*TEXT PASSAGE*
Segment Open
Skip to content

tRPC v11 Reference: Routers, Procedures, Next.js, React Query & Type Safety

tRPC v11 lets you build fully type-safe APIs without code generation or schemas. The type flows from server procedure to client call automatically — if you change a server input type, the client immediately shows a TypeScript error. It’s not REST and it’s not GraphQL; it’s RPC with zero overhead when server and client are in the same TypeScript monorepo. The core concept: procedures (queries + mutations) live in routers that get exported as a type, which the client imports and uses directly.

1. Router Setup & Procedures

Initialize tRPC, define router, queries, mutations, and export AppRouter type 
// npm install @trpc/server @trpc/client @trpc/react-query @tanstack/react-query zod

// server/trpc.ts — initialize tRPC:
import { initTRPC, TRPCError } from "@trpc/server";
import { z } from "zod";

// Context type — available in all procedures:
type Context = {
  userId: string | null;
  db: PrismaClient;
};

const t = initTRPC.context<Context>().create();

export const router    = t.router;
export const procedure = t.procedure;     // unauthenticated
export const publicProcedure = t.procedure;

// Protected procedure — reusable middleware:
export const protectedProcedure = t.procedure.use(({ ctx, next }) => {
  if (!ctx.userId) {
    throw new TRPCError({ code: "UNAUTHORIZED" });
  }
  return next({ ctx: { ...ctx, userId: ctx.userId } });  // ctx.userId is now non-null
});

// server/routers/users.ts:
export const usersRouter = router({
  // Query — read data:
  list: publicProcedure
    .input(z.object({ page: z.number().int().min(1).default(1), limit: z.number().max(100).default(20) }))
    .query(async ({ input, ctx }) => {
      return ctx.db.user.findMany({ skip: (input.page - 1) * input.limit, take: input.limit });
    }),

  byId: publicProcedure
    .input(z.string().uuid())
Segment Closed
*RECORD EXCERPTS*
Segment Open
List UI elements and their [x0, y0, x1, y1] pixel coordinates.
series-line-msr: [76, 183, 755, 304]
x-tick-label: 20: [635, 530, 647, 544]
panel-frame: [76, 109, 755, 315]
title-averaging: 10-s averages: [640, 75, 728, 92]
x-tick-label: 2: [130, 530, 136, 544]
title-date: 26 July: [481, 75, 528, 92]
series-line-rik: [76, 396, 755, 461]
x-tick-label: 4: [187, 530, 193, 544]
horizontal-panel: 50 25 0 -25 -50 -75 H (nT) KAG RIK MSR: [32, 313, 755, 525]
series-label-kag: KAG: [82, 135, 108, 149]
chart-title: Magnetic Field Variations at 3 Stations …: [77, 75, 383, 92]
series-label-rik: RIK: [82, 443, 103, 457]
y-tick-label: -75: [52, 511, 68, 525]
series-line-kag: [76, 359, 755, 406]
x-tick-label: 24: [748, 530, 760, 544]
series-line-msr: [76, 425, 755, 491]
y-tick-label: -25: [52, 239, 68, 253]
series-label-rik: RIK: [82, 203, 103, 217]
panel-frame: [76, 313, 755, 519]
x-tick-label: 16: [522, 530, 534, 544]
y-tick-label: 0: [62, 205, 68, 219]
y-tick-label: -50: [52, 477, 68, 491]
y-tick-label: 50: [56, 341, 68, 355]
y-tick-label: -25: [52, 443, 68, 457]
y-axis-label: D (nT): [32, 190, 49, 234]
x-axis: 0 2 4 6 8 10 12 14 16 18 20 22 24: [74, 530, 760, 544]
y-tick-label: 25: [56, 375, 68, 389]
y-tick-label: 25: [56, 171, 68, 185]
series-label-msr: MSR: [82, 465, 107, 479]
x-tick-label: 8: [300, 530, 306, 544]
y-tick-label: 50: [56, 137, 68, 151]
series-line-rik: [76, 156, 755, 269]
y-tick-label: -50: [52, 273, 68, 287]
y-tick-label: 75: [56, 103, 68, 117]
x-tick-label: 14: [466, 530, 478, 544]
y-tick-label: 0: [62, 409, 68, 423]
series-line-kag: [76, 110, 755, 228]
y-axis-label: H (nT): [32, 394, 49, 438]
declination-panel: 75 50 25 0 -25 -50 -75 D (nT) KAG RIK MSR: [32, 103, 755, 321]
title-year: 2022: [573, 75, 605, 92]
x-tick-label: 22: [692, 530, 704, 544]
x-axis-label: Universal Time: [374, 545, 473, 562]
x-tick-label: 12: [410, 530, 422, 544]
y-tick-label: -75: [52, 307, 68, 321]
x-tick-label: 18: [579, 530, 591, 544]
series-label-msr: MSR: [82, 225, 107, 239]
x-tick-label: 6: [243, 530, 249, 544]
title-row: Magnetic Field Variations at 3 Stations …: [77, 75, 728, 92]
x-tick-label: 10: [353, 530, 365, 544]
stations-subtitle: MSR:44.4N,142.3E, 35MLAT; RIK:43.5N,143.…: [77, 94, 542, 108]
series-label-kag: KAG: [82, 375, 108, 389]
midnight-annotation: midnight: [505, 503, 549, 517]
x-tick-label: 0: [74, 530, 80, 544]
Segment Closed
In the tRPC v11 reference, rewrite everything from "tRPC v11 lets" down to "and uses directly.", changing "monorepo" to "codebase". You won't need the records.

*WRITTEN SOLUTION*
tRPC v11 lets you build fully type-safe APIs without code generation or schemas. The type flows from server procedure to client call automatically — if you change a server input type, the client immediately shows a TypeScript error. It’s not REST and it’s not GraphQL; it’s RPC with zero overhead when server and client are in the same TypeScript codebase. The core concept: procedures (queries + mutations) live in routers that get exported as a type, which the client imports and uses directly.